# [What you should do]
All of the entries need to be written out again, exactly as they are.

# [Input material]
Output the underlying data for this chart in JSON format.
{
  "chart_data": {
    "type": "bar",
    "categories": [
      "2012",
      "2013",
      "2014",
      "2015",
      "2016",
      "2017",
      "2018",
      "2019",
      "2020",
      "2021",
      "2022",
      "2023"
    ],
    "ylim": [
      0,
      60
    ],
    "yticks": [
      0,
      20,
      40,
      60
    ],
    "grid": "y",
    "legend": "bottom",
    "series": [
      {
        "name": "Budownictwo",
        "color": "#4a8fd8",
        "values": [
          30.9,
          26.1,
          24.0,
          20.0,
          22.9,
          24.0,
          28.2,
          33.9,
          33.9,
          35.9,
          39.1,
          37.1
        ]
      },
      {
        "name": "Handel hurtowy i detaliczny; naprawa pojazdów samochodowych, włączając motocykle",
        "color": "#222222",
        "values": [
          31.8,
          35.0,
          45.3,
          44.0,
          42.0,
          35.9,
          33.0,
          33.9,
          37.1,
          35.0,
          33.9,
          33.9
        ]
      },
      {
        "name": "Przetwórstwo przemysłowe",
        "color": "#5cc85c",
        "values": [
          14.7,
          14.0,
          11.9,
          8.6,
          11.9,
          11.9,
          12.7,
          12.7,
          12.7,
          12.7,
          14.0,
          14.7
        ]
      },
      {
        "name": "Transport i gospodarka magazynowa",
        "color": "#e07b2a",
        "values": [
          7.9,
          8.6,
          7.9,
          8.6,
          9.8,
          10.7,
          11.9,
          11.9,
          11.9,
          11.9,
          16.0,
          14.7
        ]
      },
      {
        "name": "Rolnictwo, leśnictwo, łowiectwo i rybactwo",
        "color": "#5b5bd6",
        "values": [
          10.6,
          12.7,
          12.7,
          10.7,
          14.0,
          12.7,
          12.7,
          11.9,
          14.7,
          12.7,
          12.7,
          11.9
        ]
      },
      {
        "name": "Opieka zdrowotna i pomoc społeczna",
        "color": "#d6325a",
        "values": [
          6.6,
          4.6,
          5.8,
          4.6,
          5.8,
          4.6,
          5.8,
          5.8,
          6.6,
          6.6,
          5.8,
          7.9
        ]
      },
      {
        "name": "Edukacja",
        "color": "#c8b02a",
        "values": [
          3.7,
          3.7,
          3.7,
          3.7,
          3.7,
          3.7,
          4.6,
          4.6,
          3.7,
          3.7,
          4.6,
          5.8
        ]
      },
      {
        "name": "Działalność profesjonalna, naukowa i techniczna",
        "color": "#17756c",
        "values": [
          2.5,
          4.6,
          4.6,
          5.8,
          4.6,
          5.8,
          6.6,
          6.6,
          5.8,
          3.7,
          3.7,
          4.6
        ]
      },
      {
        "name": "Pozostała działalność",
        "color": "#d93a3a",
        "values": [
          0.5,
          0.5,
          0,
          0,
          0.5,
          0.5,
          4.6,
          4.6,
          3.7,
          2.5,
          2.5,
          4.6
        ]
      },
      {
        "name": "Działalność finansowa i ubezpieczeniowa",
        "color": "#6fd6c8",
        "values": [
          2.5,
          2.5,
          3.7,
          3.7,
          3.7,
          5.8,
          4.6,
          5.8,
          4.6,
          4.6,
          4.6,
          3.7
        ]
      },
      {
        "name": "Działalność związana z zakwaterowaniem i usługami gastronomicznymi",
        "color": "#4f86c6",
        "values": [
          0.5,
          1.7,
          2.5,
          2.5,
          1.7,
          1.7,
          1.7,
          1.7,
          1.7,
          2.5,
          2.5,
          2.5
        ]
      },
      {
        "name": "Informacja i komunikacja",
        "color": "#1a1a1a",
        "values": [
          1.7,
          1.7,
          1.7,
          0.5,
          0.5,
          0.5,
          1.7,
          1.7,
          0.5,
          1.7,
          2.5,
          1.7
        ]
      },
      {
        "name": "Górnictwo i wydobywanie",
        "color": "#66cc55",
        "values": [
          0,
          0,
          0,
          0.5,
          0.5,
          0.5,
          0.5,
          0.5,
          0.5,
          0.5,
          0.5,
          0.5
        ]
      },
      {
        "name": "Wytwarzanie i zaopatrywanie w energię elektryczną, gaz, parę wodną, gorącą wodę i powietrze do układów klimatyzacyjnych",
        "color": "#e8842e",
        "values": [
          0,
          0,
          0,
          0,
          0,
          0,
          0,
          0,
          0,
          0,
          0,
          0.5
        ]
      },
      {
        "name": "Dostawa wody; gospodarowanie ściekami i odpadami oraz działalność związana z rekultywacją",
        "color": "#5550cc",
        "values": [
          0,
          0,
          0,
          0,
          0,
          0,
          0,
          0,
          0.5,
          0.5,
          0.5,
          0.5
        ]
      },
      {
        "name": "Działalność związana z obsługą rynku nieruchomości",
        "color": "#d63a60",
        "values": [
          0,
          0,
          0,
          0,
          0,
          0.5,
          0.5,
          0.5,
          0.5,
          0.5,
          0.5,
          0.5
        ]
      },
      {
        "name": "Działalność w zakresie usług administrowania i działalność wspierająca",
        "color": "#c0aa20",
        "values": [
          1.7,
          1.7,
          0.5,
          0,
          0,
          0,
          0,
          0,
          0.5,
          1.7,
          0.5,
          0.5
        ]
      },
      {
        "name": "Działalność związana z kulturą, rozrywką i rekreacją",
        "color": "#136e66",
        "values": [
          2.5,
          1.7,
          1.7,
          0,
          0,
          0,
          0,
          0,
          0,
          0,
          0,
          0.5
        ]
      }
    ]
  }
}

# [Final result]
Output the underlying data for this chart in JSON format.
{
  "chart_data": {
    "type": "bar",
    "categories": [
      "2012",
      "2013",
      "2014",
      "2015",
      "2016",
      "2017",
      "2018",
      "2019",
      "2020",
      "2021",
      "2022",
      "2023"
    ],
    "ylim": [
      0,
      60
    ],
    "yticks": [
      0,
      20,
      40,
      60
    ],
    "grid": "y",
    "legend": "bottom",
    "series": [
      {
        "name": "Budownictwo",
        "color": "#4a8fd8",
        "values": [
          30.9,
          26.1,
          24.0,
          20.0,
          22.9,
          24.0,
          28.2,
          33.9,
          33.9,
          35.9,
          39.1,
          37.1
        ]
      },
      {
        "name": "Handel hurtowy i detaliczny; naprawa pojazdów samochodowych, włączając motocykle",
        "color": "#222222",
        "values": [
          31.8,
          35.0,
          45.3,
          44.0,
          42.0,
          35.9,
          33.0,
          33.9,
          37.1,
          35.0,
          33.9,
          33.9
        ]
      },
      {
        "name": "Przetwórstwo przemysłowe",
        "color": "#5cc85c",
        "values": [
          14.7,
          14.0,
          11.9,
          8.6,
          11.9,
          11.9,
          12.7,
          12.7,
          12.7,
          12.7,
          14.0,
          14.7
        ]
      },
      {
        "name": "Transport i gospodarka magazynowa",
        "color": "#e07b2a",
        "values": [
          7.9,
          8.6,
          7.9,
          8.6,
          9.8,
          10.7,
          11.9,
          11.9,
          11.9,
          11.9,
          16.0,
          14.7
        ]
      },
      {
        "name": "Rolnictwo, leśnictwo, łowiectwo i rybactwo",
        "color": "#5b5bd6",
        "values": [
          10.6,
          12.7,
          12.7,
          10.7,
          14.0,
          12.7,
          12.7,
          11.9,
          14.7,
          12.7,
          12.7,
          11.9
        ]
      },
      {
        "name": "Opieka zdrowotna i pomoc społeczna",
        "color": "#d6325a",
        "values": [
          6.6,
          4.6,
          5.8,
          4.6,
          5.8,
          4.6,
          5.8,
          5.8,
          6.6,
          6.6,
          5.8,
          7.9
        ]
      },
      {
        "name": "Edukacja",
        "color": "#c8b02a",
        "values": [
          3.7,
          3.7,
          3.7,
          3.7,
          3.7,
          3.7,
          4.6,
          4.6,
          3.7,
          3.7,
          4.6,
          5.8
        ]
      },
      {
        "name": "Działalność profesjonalna, naukowa i techniczna",
        "color": "#17756c",
        "values": [
          2.5,
          4.6,
          4.6,
          5.8,
          4.6,
          5.8,
          6.6,
          6.6,
          5.8,
          3.7,
          3.7,
          4.6
        ]
      },
      {
        "name": "Pozostała działalność",
        "color": "#d93a3a",
        "values": [
          0.5,
          0.5,
          0,
          0,
          0.5,
          0.5,
          4.6,
          4.6,
          3.7,
          2.5,
          2.5,
          4.6
        ]
      },
      {
        "name": "Działalność finansowa i ubezpieczeniowa",
        "color": "#6fd6c8",
        "values": [
          2.5,
          2.5,
          3.7,
          3.7,
          3.7,
          5.8,
          4.6,
          5.8,
          4.6,
          4.6,
          4.6,
          3.7
        ]
      },
      {
        "name": "Działalność związana z zakwaterowaniem i usługami gastronomicznymi",
        "color": "#4f86c6",
        "values": [
          0.5,
          1.7,
          2.5,
          2.5,
          1.7,
          1.7,
          1.7,
          1.7,
          1.7,
          2.5,
          2.5,
          2.5
        ]
      },
      {
        "name": "Informacja i komunikacja",
        "color": "#1a1a1a",
        "values": [
          1.7,
          1.7,
          1.7,
          0.5,
          0.5,
          0.5,
          1.7,
          1.7,
          0.5,
          1.7,
          2.5,
          1.7
        ]
      },
      {
        "name": "Górnictwo i wydobywanie",
        "color": "#66cc55",
        "values": [
          0,
          0,
          0,
          0.5,
          0.5,
          0.5,
          0.5,
          0.5,
          0.5,
          0.5,
          0.5,
          0.5
        ]
      },
      {
        "name": "Wytwarzanie i zaopatrywanie w energię elektryczną, gaz, parę wodną, gorącą wodę i powietrze do układów klimatyzacyjnych",
        "color": "#e8842e",
        "values": [
          0,
          0,
          0,
          0,
          0,
          0,
          0,
          0,
          0,
          0,
          0,
          0.5
        ]
      },
      {
        "name": "Dostawa wody; gospodarowanie ściekami i odpadami oraz działalność związana z rekultywacją",
        "color": "#5550cc",
        "values": [
          0,
          0,
          0,
          0,
          0,
          0,
          0,
          0,
          0.5,
          0.5,
          0.5,
          0.5
        ]
      },
      {
        "name": "Działalność związana z obsługą rynku nieruchomości",
        "color": "#d63a60",
        "values": [
          0,
          0,
          0,
          0,
          0,
          0.5,
          0.5,
          0.5,
          0.5,
          0.5,
          0.5,
          0.5
        ]
      },
      {
        "name": "Działalność w zakresie usług administrowania i działalność wspierająca",
        "color": "#c0aa20",
        "values": [
          1.7,
          1.7,
          0.5,
          0,
          0,
          0,
          0,
          0,
          0.5,
          1.7,
          0.5,
          0.5
        ]
      },
      {
        "name": "Działalność związana z kulturą, rozrywką i rekreacją",
        "color": "#136e66",
        "values": [
          2.5,
          1.7,
          1.7,
          0,
          0,
          0,
          0,
          0,
          0,
          0,
          0,
          0.5
        ]
      }
    ]
  }
}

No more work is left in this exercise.